**Task prompt:** Copy out lines with the word "年版一部附录Ⅵ" from the material that follows.

** BEGIN Data for processing **

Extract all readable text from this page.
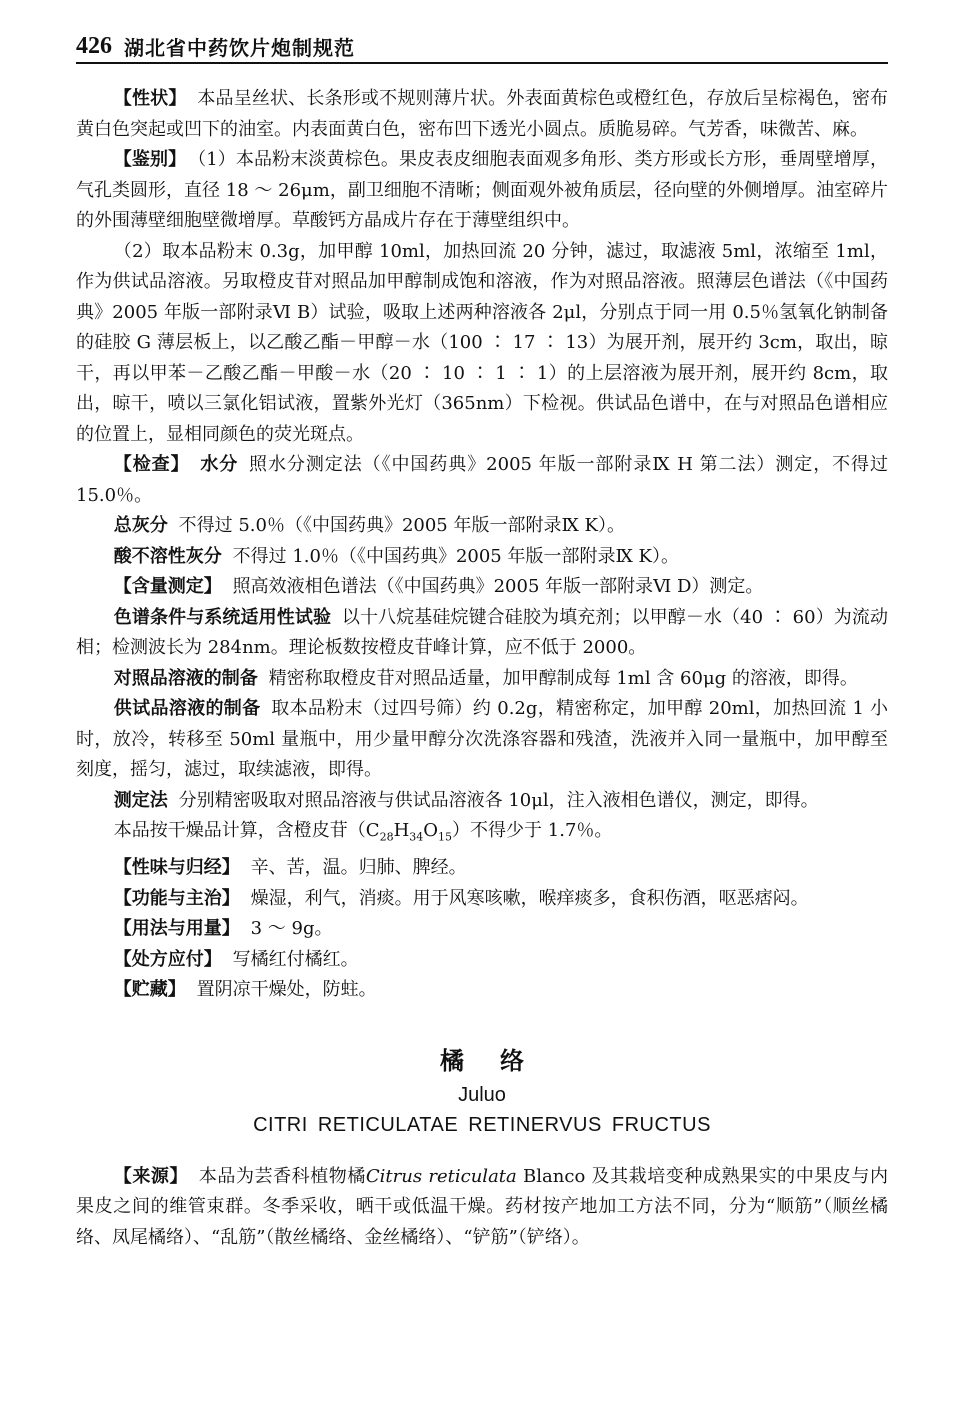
426 湖北省中药饮片炮制规范

【性状】 本品呈丝状、长条形或不规则薄片状。外表面黄棕色或橙红色，存放后呈棕褐色，密布黄白色突起或凹下的油室。内表面黄白色，密布凹下透光小圆点。质脆易碎。气芳香，味微苦、麻。

【鉴别】 （1）本品粉末淡黄棕色。果皮表皮细胞表面观多角形、类方形或长方形，垂周壁增厚，气孔类圆形，直径 18 ～ 26μm，副卫细胞不清晰；侧面观外被角质层，径向壁的外侧增厚。油室碎片的外围薄壁细胞壁微增厚。草酸钙方晶成片存在于薄壁组织中。

（2）取本品粉末 0.3g，加甲醇 10ml，加热回流 20 分钟，滤过，取滤液 5ml，浓缩至 1ml，作为供试品溶液。另取橙皮苷对照品加甲醇制成饱和溶液，作为对照品溶液。照薄层色谱法（《中国药典》2005 年版一部附录Ⅵ B）试验，吸取上述两种溶液各 2μl，分别点于同一用 0.5％氢氧化钠制备的硅胶 G 薄层板上，以乙酸乙酯－甲醇－水（100 ∶ 17 ∶ 13）为展开剂，展开约 3cm，取出，晾干，再以甲苯－乙酸乙酯－甲酸－水（20 ∶ 10 ∶ 1 ∶ 1）的上层溶液为展开剂，展开约 8cm，取出，晾干，喷以三氯化铝试液，置紫外光灯（365nm）下检视。供试品色谱中，在与对照品色谱相应的位置上，显相同颜色的荧光斑点。

【检查】 水分 照水分测定法（《中国药典》2005 年版一部附录Ⅸ H 第二法）测定，不得过 15.0％。

总灰分 不得过 5.0％（《中国药典》2005 年版一部附录Ⅸ K）。

酸不溶性灰分 不得过 1.0％（《中国药典》2005 年版一部附录Ⅸ K）。

【含量测定】 照高效液相色谱法（《中国药典》2005 年版一部附录Ⅵ D）测定。

色谱条件与系统适用性试验 以十八烷基硅烷键合硅胶为填充剂；以甲醇－水（40 ∶ 60）为流动相；检测波长为 284nm。理论板数按橙皮苷峰计算，应不低于 2000。

对照品溶液的制备 精密称取橙皮苷对照品适量，加甲醇制成每 1ml 含 60μg 的溶液，即得。

供试品溶液的制备 取本品粉末（过四号筛）约 0.2g，精密称定，加甲醇 20ml，加热回流 1 小时，放冷，转移至 50ml 量瓶中，用少量甲醇分次洗涤容器和残渣，洗液并入同一量瓶中，加甲醇至刻度，摇匀，滤过，取续滤液，即得。

测定法 分别精密吸取对照品溶液与供试品溶液各 10μl，注入液相色谱仪，测定，即得。

本品按干燥品计算，含橙皮苷$(C_{28}H_{34}O_{15})$不得少于 1.7％。

【性味与归经】 辛、苦，温。归肺、脾经。

【功能与主治】 燥湿，利气，消痰。用于风寒咳嗽，喉痒痰多，食积伤酒，呕恶痞闷。

【用法与用量】 3 ～ 9g。

【处方应付】 写橘红付橘红。

【贮藏】 置阴凉干燥处，防蛀。

橘络
Juluo
CITRI RETICULATAE RETINERVUS FRUCTUS

【来源】 本品为芸香科植物橘Citrus reticulata Blanco 及其栽培变种成熟果实的中果皮与内果皮之间的维管束群。冬季采收，晒干或低温干燥。药材按产地加工方法不同，分为“顺筋”（顺丝橘络、凤尾橘络）、“乱筋”（散丝橘络、金丝橘络）、“铲筋”（铲络）。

** END Data for processing **

**Correct response:**
（2）取本品粉末 0.3g，加甲醇 10ml，加热回流 20 分钟，滤过，取滤液 5ml，浓缩至 1ml，作为供试品溶液。另取橙皮苷对照品加甲醇制成饱和溶液，作为对照品溶液。照薄层色谱法（《中国药典》2005 年版一部附录Ⅵ B）试验，吸取上述两种溶液各 2μl，分别点于同一用 0.5％氢氧化钠制备的硅胶 G 薄层板上，以乙酸乙酯－甲醇－水（100 ∶ 17 ∶ 13）为展开剂，展开约 3cm，取出，晾干，再以甲苯－乙酸乙酯－甲酸－水（20 ∶ 10 ∶ 1 ∶ 1）的上层溶液为展开剂，展开约 8cm，取出，晾干，喷以三氯化铝试液，置紫外光灯（365nm）下检视。供试品色谱中，在与对照品色谱相应的位置上，显相同颜色的荧光斑点。
【含量测定】 照高效液相色谱法（《中国药典》2005 年版一部附录Ⅵ D）测定。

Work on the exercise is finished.